What needs to be done - Each record is to be printed again precisely as it reads.

Part of a data file -
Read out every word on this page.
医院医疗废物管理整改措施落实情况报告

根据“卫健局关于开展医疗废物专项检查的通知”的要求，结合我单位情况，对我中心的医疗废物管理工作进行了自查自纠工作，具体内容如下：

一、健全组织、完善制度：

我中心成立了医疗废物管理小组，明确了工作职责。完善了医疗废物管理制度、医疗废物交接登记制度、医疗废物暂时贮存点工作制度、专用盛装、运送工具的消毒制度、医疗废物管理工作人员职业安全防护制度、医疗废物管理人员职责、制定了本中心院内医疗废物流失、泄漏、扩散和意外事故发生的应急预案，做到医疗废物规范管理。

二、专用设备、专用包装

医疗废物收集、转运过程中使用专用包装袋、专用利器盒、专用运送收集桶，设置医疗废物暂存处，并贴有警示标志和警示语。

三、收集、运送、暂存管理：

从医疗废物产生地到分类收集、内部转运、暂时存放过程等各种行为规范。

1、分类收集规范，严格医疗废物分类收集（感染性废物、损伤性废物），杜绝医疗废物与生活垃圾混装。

Written solution -
Read out every word on this page.
医院医疗废物管理整改措施落实情况报告

根据“卫健局关于开展医疗废物专项检查的通知”的要求，结合我单位情况，对我中心的医疗废物管理工作进行了自查自纠工作，具体内容如下：

一、健全组织、完善制度：

我中心成立了医疗废物管理小组，明确了工作职责。完善了医疗废物管理制度、医疗废物交接登记制度、医疗废物暂时贮存点工作制度、专用盛装、运送工具的消毒制度、医疗废物管理工作人员职业安全防护制度、医疗废物管理人员职责、制定了本中心院内医疗废物流失、泄漏、扩散和意外事故发生的应急预案，做到医疗废物规范管理。

二、专用设备、专用包装

医疗废物收集、转运过程中使用专用包装袋、专用利器盒、专用运送收集桶，设置医疗废物暂存处，并贴有警示标志和警示语。

三、收集、运送、暂存管理：

从医疗废物产生地到分类收集、内部转运、暂时存放过程等各种行为规范。

1、分类收集规范，严格医疗废物分类收集（感染性废物、损伤性废物），杜绝医疗废物与生活垃圾混装。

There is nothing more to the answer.